### INFORMATION PROVIDED ###

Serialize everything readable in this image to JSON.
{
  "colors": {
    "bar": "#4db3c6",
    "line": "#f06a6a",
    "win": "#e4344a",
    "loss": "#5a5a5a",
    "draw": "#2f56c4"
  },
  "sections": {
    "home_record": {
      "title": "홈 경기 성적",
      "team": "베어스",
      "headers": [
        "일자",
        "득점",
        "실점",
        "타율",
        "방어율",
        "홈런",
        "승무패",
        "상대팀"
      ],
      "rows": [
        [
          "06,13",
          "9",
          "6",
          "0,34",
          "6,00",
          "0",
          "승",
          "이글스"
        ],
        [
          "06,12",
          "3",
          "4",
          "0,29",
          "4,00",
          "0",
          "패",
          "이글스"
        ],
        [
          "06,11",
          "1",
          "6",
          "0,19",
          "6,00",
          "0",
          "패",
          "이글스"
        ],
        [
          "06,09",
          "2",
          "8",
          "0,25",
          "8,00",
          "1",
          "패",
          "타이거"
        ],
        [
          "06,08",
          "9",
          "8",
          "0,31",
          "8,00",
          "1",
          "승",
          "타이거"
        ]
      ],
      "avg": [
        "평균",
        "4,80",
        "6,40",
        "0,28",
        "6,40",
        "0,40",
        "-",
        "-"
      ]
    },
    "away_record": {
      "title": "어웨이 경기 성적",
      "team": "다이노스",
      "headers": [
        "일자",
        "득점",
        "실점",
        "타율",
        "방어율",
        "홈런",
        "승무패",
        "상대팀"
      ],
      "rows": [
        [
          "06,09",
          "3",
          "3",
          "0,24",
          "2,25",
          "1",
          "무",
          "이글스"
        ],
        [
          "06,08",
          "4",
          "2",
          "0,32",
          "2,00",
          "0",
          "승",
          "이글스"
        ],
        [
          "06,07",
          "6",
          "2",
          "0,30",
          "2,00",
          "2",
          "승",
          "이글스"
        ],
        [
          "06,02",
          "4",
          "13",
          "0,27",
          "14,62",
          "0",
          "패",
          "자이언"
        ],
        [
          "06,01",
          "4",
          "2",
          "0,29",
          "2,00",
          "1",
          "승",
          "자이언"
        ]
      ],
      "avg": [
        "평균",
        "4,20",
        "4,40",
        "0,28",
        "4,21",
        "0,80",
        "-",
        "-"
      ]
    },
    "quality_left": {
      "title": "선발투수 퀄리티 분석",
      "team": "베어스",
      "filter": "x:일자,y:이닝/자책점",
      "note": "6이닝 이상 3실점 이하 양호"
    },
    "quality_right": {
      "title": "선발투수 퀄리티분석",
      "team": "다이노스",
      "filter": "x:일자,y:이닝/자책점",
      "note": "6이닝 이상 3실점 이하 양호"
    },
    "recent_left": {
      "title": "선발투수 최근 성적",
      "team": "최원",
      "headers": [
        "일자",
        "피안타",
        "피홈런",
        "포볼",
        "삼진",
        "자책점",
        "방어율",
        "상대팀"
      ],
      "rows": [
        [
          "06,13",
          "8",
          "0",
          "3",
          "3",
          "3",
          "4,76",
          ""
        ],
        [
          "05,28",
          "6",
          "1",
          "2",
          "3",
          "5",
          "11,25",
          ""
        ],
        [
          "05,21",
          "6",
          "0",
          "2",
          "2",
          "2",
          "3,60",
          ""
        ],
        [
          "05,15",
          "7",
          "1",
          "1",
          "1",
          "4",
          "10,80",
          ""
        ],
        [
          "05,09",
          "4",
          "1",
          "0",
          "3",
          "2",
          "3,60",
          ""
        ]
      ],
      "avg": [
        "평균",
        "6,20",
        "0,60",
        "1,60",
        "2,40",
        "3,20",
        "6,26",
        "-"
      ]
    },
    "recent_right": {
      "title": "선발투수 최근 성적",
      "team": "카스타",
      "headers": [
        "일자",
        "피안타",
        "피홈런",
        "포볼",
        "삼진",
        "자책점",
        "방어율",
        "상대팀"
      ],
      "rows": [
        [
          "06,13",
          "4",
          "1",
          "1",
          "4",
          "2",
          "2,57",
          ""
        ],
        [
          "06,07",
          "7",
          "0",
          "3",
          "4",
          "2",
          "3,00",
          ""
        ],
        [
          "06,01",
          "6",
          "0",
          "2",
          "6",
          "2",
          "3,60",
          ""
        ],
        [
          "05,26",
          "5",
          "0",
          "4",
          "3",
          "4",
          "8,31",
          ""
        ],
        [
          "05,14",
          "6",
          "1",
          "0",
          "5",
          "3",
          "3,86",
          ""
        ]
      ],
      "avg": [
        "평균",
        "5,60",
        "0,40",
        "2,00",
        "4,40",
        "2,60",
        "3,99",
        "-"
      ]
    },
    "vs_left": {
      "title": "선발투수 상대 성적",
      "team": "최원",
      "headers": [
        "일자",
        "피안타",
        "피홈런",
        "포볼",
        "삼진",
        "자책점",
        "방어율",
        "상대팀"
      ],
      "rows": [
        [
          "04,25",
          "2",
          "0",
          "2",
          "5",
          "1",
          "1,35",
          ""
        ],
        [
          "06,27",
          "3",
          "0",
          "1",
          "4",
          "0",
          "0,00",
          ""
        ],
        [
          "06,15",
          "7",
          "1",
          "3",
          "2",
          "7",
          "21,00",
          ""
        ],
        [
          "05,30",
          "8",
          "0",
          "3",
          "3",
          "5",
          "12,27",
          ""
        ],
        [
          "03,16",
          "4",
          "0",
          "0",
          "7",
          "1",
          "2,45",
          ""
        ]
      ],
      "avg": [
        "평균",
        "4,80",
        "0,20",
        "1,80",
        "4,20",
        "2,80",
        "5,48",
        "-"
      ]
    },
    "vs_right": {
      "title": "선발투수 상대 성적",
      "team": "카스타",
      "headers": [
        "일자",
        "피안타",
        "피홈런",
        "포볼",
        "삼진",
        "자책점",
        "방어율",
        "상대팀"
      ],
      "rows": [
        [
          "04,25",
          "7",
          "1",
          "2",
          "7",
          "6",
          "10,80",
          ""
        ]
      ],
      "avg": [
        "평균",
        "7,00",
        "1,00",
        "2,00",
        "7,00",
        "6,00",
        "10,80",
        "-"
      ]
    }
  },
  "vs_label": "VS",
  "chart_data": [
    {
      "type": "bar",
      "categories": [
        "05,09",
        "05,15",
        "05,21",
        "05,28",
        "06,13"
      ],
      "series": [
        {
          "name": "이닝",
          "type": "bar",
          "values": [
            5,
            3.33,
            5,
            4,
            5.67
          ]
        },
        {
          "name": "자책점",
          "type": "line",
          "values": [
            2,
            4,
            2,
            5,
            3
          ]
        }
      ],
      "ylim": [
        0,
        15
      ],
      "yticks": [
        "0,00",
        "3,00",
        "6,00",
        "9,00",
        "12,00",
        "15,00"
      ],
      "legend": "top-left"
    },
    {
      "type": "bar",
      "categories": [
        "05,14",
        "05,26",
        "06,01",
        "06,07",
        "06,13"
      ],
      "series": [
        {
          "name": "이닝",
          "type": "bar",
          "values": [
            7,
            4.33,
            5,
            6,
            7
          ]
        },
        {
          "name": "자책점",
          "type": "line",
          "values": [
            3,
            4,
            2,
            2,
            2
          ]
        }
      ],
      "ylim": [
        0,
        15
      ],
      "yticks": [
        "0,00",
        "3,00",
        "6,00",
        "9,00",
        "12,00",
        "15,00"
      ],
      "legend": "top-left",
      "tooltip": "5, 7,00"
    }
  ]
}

###

REQUEST: Track down all lines above with the string "title" and copy them.

TASK OUTPUT:
      "title": "홈 경기 성적",
      "title": "어웨이 경기 성적",
      "title": "선발투수 퀄리티 분석",
      "title": "선발투수 퀄리티분석",
      "title": "선발투수 최근 성적",
      "title": "선발투수 최근 성적",
      "title": "선발투수 상대 성적",
      "title": "선발투수 상대 성적",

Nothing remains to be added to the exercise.